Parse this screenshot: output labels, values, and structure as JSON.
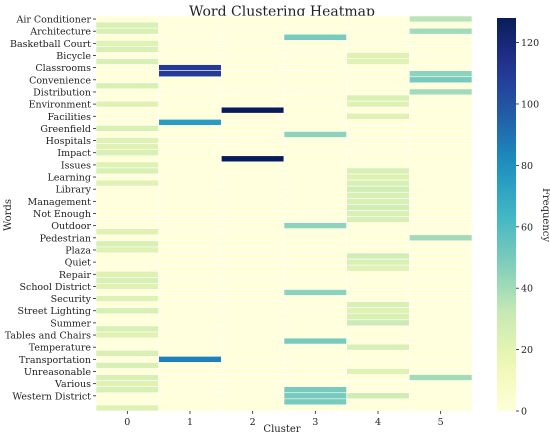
{
  "chart_data": {
    "type": "heatmap",
    "title": "Word Clustering Heatmap",
    "xlabel": "Cluster",
    "ylabel": "Words",
    "colorbar_label": "Frequency",
    "colormap": "YlGnBu",
    "color_range": [
      0,
      128
    ],
    "colorbar_ticks": [
      0,
      20,
      40,
      60,
      80,
      100,
      120
    ],
    "x_categories": [
      "0",
      "1",
      "2",
      "3",
      "4",
      "5"
    ],
    "y_tick_labels": [
      "Air Conditioner",
      "Architecture",
      "Basketball Court",
      "Bicycle",
      "Classrooms",
      "Convenience",
      "Distribution",
      "Environment",
      "Facilities",
      "Greenfield",
      "Hospitals",
      "Impact",
      "Issues",
      "Learning",
      "Library",
      "Management",
      "Not Enough",
      "Outdoor",
      "Pedestrian",
      "Plaza",
      "Quiet",
      "Repair",
      "School District",
      "Security",
      "Street Lighting",
      "Summer",
      "Tables and Chairs",
      "Temperature",
      "Transportation",
      "Unreasonable",
      "Various",
      "Western District"
    ],
    "row_count": 65,
    "row_label_step": 2,
    "row_separators": true,
    "cells": [
      {
        "row": 0,
        "col": 5,
        "value": 35
      },
      {
        "row": 1,
        "col": 0,
        "value": 25
      },
      {
        "row": 2,
        "col": 0,
        "value": 25
      },
      {
        "row": 2,
        "col": 5,
        "value": 40
      },
      {
        "row": 3,
        "col": 3,
        "value": 50
      },
      {
        "row": 4,
        "col": 0,
        "value": 22
      },
      {
        "row": 5,
        "col": 0,
        "value": 25
      },
      {
        "row": 6,
        "col": 4,
        "value": 22
      },
      {
        "row": 7,
        "col": 0,
        "value": 25
      },
      {
        "row": 7,
        "col": 4,
        "value": 22
      },
      {
        "row": 8,
        "col": 1,
        "value": 110
      },
      {
        "row": 9,
        "col": 1,
        "value": 110
      },
      {
        "row": 9,
        "col": 5,
        "value": 45
      },
      {
        "row": 10,
        "col": 5,
        "value": 50
      },
      {
        "row": 11,
        "col": 0,
        "value": 25
      },
      {
        "row": 12,
        "col": 5,
        "value": 40
      },
      {
        "row": 13,
        "col": 4,
        "value": 25
      },
      {
        "row": 14,
        "col": 4,
        "value": 22
      },
      {
        "row": 14,
        "col": 0,
        "value": 22
      },
      {
        "row": 15,
        "col": 2,
        "value": 128
      },
      {
        "row": 16,
        "col": 4,
        "value": 22
      },
      {
        "row": 17,
        "col": 1,
        "value": 75
      },
      {
        "row": 18,
        "col": 0,
        "value": 25
      },
      {
        "row": 19,
        "col": 3,
        "value": 45
      },
      {
        "row": 20,
        "col": 0,
        "value": 22
      },
      {
        "row": 21,
        "col": 0,
        "value": 22
      },
      {
        "row": 22,
        "col": 0,
        "value": 25
      },
      {
        "row": 23,
        "col": 2,
        "value": 128
      },
      {
        "row": 24,
        "col": 0,
        "value": 22
      },
      {
        "row": 25,
        "col": 0,
        "value": 25
      },
      {
        "row": 25,
        "col": 4,
        "value": 25
      },
      {
        "row": 26,
        "col": 4,
        "value": 22
      },
      {
        "row": 27,
        "col": 0,
        "value": 22
      },
      {
        "row": 27,
        "col": 4,
        "value": 25
      },
      {
        "row": 28,
        "col": 4,
        "value": 28
      },
      {
        "row": 29,
        "col": 4,
        "value": 25
      },
      {
        "row": 30,
        "col": 4,
        "value": 25
      },
      {
        "row": 31,
        "col": 4,
        "value": 28
      },
      {
        "row": 32,
        "col": 4,
        "value": 25
      },
      {
        "row": 33,
        "col": 4,
        "value": 25
      },
      {
        "row": 34,
        "col": 3,
        "value": 45
      },
      {
        "row": 35,
        "col": 0,
        "value": 22
      },
      {
        "row": 36,
        "col": 5,
        "value": 40
      },
      {
        "row": 37,
        "col": 0,
        "value": 25
      },
      {
        "row": 38,
        "col": 0,
        "value": 22
      },
      {
        "row": 39,
        "col": 4,
        "value": 28
      },
      {
        "row": 40,
        "col": 4,
        "value": 25
      },
      {
        "row": 41,
        "col": 4,
        "value": 22
      },
      {
        "row": 42,
        "col": 0,
        "value": 22
      },
      {
        "row": 43,
        "col": 0,
        "value": 25
      },
      {
        "row": 44,
        "col": 0,
        "value": 22
      },
      {
        "row": 45,
        "col": 3,
        "value": 45
      },
      {
        "row": 46,
        "col": 0,
        "value": 22
      },
      {
        "row": 47,
        "col": 4,
        "value": 25
      },
      {
        "row": 48,
        "col": 4,
        "value": 22
      },
      {
        "row": 48,
        "col": 0,
        "value": 25
      },
      {
        "row": 49,
        "col": 4,
        "value": 25
      },
      {
        "row": 50,
        "col": 4,
        "value": 30
      },
      {
        "row": 51,
        "col": 0,
        "value": 25
      },
      {
        "row": 52,
        "col": 0,
        "value": 22
      },
      {
        "row": 53,
        "col": 3,
        "value": 50
      },
      {
        "row": 54,
        "col": 4,
        "value": 25
      },
      {
        "row": 55,
        "col": 0,
        "value": 25
      },
      {
        "row": 56,
        "col": 1,
        "value": 85
      },
      {
        "row": 57,
        "col": 0,
        "value": 25
      },
      {
        "row": 58,
        "col": 4,
        "value": 22
      },
      {
        "row": 59,
        "col": 0,
        "value": 25
      },
      {
        "row": 59,
        "col": 5,
        "value": 40
      },
      {
        "row": 61,
        "col": 3,
        "value": 50
      },
      {
        "row": 62,
        "col": 3,
        "value": 50
      },
      {
        "row": 62,
        "col": 4,
        "value": 28
      },
      {
        "row": 63,
        "col": 3,
        "value": 50
      },
      {
        "row": 64,
        "col": 0,
        "value": 22
      }
    ],
    "extra_cells": [
      {
        "row": 60,
        "col": 0,
        "value": 22
      },
      {
        "row": 61,
        "col": 0,
        "value": 25
      }
    ]
  }
}
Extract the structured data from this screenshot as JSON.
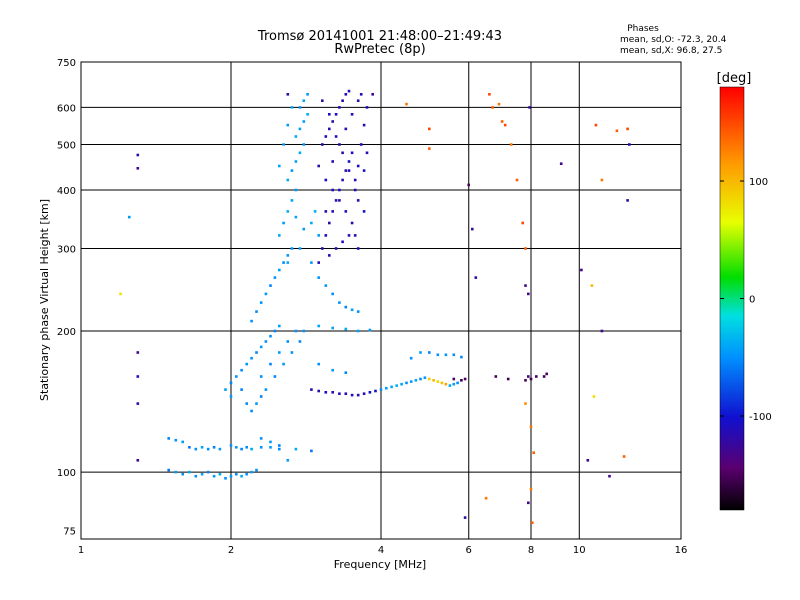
········
* _Exercise description_
Collect the complete line wherever the string "screenshot" appears in the records.

* _Right answer_
Parse this screenshot: output labels, values, and structure as JSON.
Extract the structured data from this screenshot as JSON.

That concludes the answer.